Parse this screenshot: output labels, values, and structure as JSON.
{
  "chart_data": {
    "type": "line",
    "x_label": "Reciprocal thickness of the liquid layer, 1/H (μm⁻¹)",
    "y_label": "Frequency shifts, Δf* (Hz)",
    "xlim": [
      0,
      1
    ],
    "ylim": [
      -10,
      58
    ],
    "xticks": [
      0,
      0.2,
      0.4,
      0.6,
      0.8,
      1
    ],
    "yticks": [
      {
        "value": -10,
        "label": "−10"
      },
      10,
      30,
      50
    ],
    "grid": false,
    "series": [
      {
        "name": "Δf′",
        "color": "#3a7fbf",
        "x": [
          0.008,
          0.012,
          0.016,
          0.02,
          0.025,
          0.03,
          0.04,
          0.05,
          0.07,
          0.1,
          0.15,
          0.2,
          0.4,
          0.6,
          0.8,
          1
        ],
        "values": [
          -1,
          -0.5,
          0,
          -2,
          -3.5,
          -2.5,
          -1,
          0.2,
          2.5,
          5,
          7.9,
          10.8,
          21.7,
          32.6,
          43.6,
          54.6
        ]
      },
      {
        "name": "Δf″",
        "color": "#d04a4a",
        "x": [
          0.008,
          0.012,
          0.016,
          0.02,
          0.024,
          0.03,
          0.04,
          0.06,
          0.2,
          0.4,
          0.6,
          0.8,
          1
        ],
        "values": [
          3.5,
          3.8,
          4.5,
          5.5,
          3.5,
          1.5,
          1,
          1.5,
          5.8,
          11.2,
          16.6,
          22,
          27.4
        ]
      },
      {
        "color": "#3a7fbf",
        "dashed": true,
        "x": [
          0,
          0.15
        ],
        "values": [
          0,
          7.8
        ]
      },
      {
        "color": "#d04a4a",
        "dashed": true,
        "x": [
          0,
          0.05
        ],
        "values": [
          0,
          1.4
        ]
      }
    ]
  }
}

#####

**Prompt:** Quote all the records exactly, please, leaving none out.

**Task solution:**
Parse this screenshot: output labels, values, and structure as JSON.
{
  "chart_data": {
    "type": "line",
    "x_label": "Reciprocal thickness of the liquid layer, 1/H (μm⁻¹)",
    "y_label": "Frequency shifts, Δf* (Hz)",
    "xlim": [
      0,
      1
    ],
    "ylim": [
      -10,
      58
    ],
    "xticks": [
      0,
      0.2,
      0.4,
      0.6,
      0.8,
      1
    ],
    "yticks": [
      {
        "value": -10,
        "label": "−10"
      },
      10,
      30,
      50
    ],
    "grid": false,
    "series": [
      {
        "name": "Δf′",
        "color": "#3a7fbf",
        "x": [
          0.008,
          0.012,
          0.016,
          0.02,
          0.025,
          0.03,
          0.04,
          0.05,
          0.07,
          0.1,
          0.15,
          0.2,
          0.4,
          0.6,
          0.8,
          1
        ],
        "values": [
          -1,
          -0.5,
          0,
          -2,
          -3.5,
          -2.5,
          -1,
          0.2,
          2.5,
          5,
          7.9,
          10.8,
          21.7,
          32.6,
          43.6,
          54.6
        ]
      },
      {
        "name": "Δf″",
        "color": "#d04a4a",
        "x": [
          0.008,
          0.012,
          0.016,
          0.02,
          0.024,
          0.03,
          0.04,
          0.06,
          0.2,
          0.4,
          0.6,
          0.8,
          1
        ],
        "values": [
          3.5,
          3.8,
          4.5,
          5.5,
          3.5,
          1.5,
          1,
          1.5,
          5.8,
          11.2,
          16.6,
          22,
          27.4
        ]
      },
      {
        "color": "#3a7fbf",
        "dashed": true,
        "x": [
          0,
          0.15
        ],
        "values": [
          0,
          7.8
        ]
      },
      {
        "color": "#d04a4a",
        "dashed": true,
        "x": [
          0,
          0.05
        ],
        "values": [
          0,
          1.4
        ]
      }
    ]
  }
}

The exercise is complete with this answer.